▶ [Your task] In the listing below, locate the lines that hold "marker" and copy them.

(Figure record listings)
++++

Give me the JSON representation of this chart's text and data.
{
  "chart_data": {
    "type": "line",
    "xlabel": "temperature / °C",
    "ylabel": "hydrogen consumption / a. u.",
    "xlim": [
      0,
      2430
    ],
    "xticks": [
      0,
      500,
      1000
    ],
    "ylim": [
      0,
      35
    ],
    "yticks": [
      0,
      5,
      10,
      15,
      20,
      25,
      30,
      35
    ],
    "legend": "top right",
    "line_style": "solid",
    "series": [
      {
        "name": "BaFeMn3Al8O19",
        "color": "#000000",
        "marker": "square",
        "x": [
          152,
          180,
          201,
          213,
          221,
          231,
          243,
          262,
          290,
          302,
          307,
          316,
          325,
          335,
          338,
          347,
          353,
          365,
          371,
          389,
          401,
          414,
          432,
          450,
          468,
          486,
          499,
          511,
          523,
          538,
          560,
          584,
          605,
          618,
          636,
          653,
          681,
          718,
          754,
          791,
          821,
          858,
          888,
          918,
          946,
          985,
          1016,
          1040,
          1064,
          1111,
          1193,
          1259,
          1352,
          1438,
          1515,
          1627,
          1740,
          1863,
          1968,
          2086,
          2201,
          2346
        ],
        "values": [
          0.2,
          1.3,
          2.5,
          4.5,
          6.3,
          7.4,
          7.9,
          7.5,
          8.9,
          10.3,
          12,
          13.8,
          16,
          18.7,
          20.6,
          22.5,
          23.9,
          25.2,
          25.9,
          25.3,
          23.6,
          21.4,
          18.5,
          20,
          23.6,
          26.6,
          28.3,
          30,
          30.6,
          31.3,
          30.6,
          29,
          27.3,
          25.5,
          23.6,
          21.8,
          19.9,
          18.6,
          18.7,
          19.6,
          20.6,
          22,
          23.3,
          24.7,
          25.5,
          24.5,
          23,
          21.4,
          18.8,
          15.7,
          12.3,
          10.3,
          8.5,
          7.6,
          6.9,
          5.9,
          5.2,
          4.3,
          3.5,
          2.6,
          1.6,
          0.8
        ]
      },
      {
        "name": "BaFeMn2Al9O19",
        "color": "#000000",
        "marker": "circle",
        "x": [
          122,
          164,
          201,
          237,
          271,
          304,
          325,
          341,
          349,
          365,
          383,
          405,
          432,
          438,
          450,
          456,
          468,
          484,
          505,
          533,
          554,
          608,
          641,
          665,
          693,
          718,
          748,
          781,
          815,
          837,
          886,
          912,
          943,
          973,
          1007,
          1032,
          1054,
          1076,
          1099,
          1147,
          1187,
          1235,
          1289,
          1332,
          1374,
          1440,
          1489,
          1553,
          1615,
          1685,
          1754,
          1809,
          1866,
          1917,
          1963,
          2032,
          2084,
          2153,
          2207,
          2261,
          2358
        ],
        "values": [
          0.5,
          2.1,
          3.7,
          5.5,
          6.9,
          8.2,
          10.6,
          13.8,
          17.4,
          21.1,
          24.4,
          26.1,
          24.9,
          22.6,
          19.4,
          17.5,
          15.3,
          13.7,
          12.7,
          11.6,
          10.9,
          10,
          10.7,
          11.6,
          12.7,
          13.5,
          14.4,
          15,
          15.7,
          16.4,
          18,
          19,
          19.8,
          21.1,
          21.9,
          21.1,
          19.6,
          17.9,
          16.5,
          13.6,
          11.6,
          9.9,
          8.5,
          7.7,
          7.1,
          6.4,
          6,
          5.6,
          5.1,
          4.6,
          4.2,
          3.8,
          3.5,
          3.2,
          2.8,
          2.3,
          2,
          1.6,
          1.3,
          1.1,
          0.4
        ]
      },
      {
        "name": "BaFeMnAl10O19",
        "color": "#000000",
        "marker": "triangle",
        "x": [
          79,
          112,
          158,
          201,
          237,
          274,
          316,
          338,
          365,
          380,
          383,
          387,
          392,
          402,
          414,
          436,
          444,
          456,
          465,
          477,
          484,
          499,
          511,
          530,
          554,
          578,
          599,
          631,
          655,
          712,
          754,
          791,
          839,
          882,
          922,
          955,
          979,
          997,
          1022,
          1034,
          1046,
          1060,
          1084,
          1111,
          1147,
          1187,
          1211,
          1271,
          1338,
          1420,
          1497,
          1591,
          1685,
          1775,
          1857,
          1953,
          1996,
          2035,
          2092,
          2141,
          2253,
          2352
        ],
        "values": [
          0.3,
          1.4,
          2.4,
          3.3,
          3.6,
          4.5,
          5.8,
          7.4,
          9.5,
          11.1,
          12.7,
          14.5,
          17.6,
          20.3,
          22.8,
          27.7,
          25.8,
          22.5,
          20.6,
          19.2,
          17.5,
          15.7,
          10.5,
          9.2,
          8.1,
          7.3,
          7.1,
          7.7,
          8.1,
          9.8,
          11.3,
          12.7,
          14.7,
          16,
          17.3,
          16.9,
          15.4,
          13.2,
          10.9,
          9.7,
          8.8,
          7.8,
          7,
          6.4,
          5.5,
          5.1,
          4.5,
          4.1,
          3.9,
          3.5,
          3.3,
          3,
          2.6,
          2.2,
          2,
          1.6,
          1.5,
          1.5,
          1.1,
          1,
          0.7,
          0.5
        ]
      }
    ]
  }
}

++++

▶ [Result of the exercise]
        "marker": "square",
        "marker": "circle",
        "marker": "triangle",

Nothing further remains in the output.